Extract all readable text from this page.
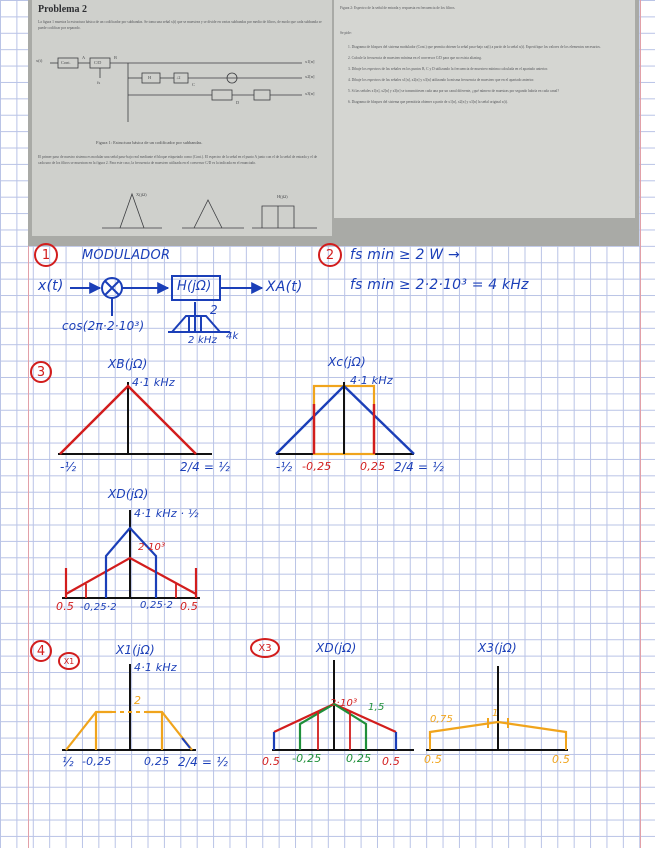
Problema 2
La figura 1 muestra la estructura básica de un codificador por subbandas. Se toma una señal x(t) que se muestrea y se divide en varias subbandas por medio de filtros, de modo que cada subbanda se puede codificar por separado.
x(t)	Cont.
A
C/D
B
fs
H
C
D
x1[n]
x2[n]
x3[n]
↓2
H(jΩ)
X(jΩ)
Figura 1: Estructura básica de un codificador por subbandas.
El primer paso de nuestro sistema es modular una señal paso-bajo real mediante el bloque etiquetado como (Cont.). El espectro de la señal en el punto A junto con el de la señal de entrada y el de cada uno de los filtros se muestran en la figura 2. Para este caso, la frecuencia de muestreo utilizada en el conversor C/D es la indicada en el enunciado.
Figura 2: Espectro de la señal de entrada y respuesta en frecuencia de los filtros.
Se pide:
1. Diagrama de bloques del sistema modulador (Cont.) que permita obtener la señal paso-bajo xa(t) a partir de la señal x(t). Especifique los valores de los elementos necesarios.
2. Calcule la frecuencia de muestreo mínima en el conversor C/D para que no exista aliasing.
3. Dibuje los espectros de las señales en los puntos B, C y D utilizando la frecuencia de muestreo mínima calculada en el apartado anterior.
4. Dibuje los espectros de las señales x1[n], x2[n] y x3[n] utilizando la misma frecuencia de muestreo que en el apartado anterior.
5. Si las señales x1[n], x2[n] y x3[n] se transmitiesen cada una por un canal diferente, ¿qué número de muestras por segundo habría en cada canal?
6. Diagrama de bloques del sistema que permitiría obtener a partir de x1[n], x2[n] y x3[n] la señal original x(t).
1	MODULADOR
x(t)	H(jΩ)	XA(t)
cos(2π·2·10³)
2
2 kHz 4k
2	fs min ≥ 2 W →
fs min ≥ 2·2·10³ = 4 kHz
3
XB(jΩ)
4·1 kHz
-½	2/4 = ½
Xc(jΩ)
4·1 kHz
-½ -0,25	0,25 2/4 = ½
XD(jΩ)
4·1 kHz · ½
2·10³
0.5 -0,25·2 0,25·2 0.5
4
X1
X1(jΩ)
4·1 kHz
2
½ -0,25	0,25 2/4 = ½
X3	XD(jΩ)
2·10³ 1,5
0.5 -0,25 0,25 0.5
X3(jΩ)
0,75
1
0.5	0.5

**OBJECTIVE:** Quote all of the entries word for word, omitting any pictures.

**FINAL RESULT:**
Extract all readable text from this page.
Problema 2
La figura 1 muestra la estructura básica de un codificador por subbandas. Se toma una señal x(t) que se muestrea y se divide en varias subbandas por medio de filtros, de modo que cada subbanda se puede codificar por separado.
x(t)	Cont.
A
C/D
B
fs
H
C
D
x1[n]
x2[n]
x3[n]
↓2
H(jΩ)
X(jΩ)
Figura 1: Estructura básica de un codificador por subbandas.
El primer paso de nuestro sistema es modular una señal paso-bajo real mediante el bloque etiquetado como (Cont.). El espectro de la señal en el punto A junto con el de la señal de entrada y el de cada uno de los filtros se muestran en la figura 2. Para este caso, la frecuencia de muestreo utilizada en el conversor C/D es la indicada en el enunciado.
Figura 2: Espectro de la señal de entrada y respuesta en frecuencia de los filtros.
Se pide:
1. Diagrama de bloques del sistema modulador (Cont.) que permita obtener la señal paso-bajo xa(t) a partir de la señal x(t). Especifique los valores de los elementos necesarios.
2. Calcule la frecuencia de muestreo mínima en el conversor C/D para que no exista aliasing.
3. Dibuje los espectros de las señales en los puntos B, C y D utilizando la frecuencia de muestreo mínima calculada en el apartado anterior.
4. Dibuje los espectros de las señales x1[n], x2[n] y x3[n] utilizando la misma frecuencia de muestreo que en el apartado anterior.
5. Si las señales x1[n], x2[n] y x3[n] se transmitiesen cada una por un canal diferente, ¿qué número de muestras por segundo habría en cada canal?
6. Diagrama de bloques del sistema que permitiría obtener a partir de x1[n], x2[n] y x3[n] la señal original x(t).
1	MODULADOR
x(t)	H(jΩ)	XA(t)
cos(2π·2·10³)
2
2 kHz 4k
2	fs min ≥ 2 W →
fs min ≥ 2·2·10³ = 4 kHz
3
XB(jΩ)
4·1 kHz
-½	2/4 = ½
Xc(jΩ)
4·1 kHz
-½ -0,25	0,25 2/4 = ½
XD(jΩ)
4·1 kHz · ½
2·10³
0.5 -0,25·2 0,25·2 0.5
4
X1
X1(jΩ)
4·1 kHz
2
½ -0,25	0,25 2/4 = ½
X3	XD(jΩ)
2·10³ 1,5
0.5 -0,25 0,25 0.5
X3(jΩ)
0,75
1
0.5	0.5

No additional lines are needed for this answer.